[begin Data records]

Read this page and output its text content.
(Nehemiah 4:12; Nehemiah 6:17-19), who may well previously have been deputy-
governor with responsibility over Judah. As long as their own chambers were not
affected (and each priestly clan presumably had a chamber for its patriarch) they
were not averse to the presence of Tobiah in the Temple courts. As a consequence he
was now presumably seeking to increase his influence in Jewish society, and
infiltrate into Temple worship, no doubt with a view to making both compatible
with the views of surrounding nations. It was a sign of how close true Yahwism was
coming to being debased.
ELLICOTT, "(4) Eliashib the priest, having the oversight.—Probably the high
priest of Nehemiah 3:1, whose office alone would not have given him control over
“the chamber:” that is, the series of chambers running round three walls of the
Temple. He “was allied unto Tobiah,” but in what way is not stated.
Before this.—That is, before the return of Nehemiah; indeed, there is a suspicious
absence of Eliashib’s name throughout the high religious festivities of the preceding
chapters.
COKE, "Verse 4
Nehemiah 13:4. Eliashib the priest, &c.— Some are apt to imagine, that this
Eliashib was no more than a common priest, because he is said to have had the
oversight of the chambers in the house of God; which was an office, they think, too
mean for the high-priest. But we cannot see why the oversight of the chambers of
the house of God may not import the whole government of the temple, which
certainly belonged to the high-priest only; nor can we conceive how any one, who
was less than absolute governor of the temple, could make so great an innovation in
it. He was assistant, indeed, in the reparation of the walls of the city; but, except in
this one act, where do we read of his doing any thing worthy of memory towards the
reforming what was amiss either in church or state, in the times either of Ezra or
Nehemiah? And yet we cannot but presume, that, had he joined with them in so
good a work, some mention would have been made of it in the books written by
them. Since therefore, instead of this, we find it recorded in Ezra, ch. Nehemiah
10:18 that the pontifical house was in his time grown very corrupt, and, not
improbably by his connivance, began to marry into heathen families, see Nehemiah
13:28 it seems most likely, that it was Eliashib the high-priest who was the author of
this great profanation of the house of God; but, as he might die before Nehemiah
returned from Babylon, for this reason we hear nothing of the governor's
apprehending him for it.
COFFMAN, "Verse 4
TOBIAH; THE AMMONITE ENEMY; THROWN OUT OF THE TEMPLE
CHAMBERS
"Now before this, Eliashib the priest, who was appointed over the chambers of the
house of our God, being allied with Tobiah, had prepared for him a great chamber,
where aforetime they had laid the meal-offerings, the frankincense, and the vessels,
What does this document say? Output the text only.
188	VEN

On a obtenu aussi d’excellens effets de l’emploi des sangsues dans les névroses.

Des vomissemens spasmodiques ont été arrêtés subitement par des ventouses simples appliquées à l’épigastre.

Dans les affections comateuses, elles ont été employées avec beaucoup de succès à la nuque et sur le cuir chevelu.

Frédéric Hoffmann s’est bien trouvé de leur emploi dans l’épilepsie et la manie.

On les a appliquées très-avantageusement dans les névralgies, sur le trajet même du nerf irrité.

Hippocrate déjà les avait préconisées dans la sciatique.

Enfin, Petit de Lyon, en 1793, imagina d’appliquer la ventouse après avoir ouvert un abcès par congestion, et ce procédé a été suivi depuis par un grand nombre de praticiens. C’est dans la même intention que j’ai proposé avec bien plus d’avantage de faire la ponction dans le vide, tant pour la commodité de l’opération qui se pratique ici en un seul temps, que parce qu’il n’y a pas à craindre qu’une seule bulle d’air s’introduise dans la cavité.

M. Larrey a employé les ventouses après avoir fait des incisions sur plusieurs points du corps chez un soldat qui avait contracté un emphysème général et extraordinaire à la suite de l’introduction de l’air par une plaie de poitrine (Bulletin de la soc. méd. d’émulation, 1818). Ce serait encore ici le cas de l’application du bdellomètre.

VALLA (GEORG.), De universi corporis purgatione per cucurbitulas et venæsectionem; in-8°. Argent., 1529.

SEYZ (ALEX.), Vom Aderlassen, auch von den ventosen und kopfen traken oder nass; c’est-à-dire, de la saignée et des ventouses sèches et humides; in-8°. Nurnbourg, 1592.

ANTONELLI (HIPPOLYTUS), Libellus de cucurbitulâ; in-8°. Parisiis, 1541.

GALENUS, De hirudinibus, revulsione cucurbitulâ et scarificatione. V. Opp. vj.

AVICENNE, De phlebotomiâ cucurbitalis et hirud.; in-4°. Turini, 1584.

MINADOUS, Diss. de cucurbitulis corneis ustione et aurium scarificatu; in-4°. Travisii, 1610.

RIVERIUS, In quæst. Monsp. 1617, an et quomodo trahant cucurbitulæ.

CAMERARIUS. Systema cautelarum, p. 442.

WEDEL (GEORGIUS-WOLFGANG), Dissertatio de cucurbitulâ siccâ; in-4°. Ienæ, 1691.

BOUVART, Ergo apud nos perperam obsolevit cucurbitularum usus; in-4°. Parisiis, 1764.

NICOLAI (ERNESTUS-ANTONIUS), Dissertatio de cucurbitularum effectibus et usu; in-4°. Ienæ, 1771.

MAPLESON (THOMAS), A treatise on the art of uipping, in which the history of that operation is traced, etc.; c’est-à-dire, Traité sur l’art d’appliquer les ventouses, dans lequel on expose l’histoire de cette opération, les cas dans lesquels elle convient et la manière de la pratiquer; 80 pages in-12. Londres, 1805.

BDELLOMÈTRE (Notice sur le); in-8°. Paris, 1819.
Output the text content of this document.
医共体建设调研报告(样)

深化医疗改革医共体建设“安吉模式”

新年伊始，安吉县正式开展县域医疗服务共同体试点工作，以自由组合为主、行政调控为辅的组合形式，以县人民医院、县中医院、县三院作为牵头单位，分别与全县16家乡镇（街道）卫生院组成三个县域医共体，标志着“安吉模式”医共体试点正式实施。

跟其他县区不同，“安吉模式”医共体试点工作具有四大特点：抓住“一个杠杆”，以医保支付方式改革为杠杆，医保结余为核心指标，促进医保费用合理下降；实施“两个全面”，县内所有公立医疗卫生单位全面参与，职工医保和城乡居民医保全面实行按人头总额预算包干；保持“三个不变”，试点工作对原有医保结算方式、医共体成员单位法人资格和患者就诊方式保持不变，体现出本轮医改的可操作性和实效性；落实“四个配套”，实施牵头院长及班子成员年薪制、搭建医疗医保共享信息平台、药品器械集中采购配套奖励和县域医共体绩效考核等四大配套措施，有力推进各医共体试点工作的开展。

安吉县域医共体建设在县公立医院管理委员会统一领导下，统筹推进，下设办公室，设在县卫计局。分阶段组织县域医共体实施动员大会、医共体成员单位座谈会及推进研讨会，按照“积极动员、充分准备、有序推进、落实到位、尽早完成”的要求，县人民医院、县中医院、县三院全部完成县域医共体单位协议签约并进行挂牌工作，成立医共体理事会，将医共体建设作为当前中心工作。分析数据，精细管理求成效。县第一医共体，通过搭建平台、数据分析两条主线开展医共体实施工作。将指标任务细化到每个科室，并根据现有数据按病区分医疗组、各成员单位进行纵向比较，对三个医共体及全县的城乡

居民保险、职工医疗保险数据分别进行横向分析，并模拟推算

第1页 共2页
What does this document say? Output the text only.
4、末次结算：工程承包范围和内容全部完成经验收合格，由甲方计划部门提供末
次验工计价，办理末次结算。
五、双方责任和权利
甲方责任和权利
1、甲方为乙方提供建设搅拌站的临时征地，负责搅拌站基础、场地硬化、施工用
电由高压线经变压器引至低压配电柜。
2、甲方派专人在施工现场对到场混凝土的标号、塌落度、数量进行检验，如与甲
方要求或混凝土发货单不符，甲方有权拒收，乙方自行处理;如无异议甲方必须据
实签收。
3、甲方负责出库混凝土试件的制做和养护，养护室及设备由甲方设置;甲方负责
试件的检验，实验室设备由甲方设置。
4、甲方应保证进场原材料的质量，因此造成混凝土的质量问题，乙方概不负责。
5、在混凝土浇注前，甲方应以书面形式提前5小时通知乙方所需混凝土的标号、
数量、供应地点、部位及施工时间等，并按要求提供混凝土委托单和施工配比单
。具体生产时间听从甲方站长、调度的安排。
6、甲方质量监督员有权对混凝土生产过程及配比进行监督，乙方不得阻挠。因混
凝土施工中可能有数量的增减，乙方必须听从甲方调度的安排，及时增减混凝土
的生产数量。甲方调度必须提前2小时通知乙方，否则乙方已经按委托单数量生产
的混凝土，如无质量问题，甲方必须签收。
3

[end Data records]

Check each line of the data above for the word "appliquer" and say how many lines have it. Give the number alone.

2